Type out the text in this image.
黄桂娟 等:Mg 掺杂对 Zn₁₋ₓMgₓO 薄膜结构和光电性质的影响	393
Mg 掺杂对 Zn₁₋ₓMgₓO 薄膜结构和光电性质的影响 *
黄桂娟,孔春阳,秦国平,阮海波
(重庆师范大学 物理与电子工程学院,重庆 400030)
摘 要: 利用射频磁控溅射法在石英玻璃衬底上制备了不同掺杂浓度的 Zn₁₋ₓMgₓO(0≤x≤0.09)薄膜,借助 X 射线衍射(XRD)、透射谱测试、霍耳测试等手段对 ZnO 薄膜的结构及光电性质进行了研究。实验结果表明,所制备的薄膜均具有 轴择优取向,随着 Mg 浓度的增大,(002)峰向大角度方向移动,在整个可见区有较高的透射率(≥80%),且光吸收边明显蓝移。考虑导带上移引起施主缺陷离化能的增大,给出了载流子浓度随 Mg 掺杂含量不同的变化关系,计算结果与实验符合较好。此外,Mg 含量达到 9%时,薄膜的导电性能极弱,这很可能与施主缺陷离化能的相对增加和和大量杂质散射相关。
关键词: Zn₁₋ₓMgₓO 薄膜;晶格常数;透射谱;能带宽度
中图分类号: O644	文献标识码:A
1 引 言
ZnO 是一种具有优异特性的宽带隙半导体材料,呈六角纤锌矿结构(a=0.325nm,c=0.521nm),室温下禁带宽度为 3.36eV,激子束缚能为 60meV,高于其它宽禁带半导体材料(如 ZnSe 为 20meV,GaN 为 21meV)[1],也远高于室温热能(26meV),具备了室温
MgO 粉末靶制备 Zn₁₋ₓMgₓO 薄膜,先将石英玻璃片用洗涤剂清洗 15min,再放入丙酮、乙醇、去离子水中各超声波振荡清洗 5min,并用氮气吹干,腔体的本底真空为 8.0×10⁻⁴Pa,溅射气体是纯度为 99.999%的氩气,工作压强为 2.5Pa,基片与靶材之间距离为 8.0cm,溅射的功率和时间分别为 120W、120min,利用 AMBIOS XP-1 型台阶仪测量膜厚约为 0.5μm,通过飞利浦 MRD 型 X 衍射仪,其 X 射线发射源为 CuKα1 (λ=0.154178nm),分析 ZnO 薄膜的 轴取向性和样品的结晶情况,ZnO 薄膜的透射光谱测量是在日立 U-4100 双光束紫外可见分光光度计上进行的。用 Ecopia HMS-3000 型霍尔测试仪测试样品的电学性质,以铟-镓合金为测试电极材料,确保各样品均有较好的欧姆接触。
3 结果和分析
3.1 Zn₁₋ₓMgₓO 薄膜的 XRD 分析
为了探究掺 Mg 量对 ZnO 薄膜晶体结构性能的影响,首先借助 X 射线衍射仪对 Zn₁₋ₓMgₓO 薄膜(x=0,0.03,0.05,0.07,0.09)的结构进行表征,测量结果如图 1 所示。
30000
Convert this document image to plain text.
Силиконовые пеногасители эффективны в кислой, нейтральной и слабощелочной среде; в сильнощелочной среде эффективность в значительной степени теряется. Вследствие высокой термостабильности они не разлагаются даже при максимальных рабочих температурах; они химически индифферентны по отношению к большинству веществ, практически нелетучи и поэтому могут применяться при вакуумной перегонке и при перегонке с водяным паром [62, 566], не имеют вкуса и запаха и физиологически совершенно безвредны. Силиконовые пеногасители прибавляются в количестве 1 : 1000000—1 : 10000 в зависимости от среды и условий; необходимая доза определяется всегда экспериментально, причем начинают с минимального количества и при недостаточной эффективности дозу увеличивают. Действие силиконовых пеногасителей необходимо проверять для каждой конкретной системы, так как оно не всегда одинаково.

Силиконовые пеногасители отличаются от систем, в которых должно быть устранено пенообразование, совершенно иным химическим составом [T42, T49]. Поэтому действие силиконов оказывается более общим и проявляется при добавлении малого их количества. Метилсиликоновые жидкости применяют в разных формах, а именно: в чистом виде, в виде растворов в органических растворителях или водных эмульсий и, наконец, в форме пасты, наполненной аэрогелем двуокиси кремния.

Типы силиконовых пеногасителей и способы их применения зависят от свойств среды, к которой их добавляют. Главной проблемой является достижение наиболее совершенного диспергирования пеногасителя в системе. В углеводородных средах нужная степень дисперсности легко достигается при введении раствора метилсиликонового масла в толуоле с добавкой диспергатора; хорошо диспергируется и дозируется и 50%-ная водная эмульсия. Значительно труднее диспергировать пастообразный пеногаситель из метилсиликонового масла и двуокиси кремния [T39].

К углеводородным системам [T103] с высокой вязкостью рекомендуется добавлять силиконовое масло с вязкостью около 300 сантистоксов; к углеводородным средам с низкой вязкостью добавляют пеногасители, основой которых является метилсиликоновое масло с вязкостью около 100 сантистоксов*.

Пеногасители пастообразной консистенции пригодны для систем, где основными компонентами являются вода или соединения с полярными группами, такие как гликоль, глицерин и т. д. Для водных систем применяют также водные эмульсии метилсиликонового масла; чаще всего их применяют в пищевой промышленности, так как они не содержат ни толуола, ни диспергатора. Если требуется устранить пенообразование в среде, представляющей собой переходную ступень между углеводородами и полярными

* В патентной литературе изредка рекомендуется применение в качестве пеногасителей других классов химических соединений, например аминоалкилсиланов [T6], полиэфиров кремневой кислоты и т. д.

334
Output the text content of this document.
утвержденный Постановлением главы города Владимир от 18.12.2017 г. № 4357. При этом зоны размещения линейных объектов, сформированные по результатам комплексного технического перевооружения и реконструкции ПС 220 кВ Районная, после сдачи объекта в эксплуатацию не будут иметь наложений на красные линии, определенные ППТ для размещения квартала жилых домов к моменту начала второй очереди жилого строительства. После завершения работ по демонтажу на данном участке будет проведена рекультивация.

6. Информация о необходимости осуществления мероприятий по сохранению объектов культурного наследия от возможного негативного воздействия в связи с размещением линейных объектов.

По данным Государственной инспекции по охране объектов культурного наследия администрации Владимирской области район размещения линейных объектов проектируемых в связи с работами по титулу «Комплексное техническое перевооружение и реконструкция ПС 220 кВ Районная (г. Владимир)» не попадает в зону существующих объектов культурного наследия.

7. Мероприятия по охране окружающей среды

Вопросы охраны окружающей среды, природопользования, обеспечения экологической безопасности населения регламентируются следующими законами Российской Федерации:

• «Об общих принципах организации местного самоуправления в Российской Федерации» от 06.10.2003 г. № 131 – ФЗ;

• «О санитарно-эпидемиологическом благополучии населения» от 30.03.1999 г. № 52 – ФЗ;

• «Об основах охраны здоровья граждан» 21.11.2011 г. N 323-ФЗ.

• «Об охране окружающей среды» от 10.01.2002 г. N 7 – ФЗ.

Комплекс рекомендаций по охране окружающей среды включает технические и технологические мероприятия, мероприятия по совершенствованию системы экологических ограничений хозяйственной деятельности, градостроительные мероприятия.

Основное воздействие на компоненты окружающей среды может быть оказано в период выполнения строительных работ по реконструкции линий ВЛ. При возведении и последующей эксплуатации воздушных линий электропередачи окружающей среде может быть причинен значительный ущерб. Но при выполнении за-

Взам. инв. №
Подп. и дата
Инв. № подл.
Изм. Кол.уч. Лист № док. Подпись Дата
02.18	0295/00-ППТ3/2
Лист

Written problem:
Pull out all lines of the data with the string "быть".

Task response:
Силиконовые пеногасители отличаются от систем, в которых должно быть устранено пенообразование, совершенно иным химическим составом [T42, T49]. Поэтому действие силиконов оказывается более общим и проявляется при добавлении малого их количества. Метилсиликоновые жидкости применяют в разных формах, а именно: в чистом виде, в виде растворов в органических растворителях или водных эмульсий и, наконец, в форме пасты, наполненной аэрогелем двуокиси кремния.
Основное воздействие на компоненты окружающей среды может быть оказано в период выполнения строительных работ по реконструкции линий ВЛ. При возведении и последующей эксплуатации воздушных линий электропередачи окружающей среде может быть причинен значительный ущерб. Но при выполнении за-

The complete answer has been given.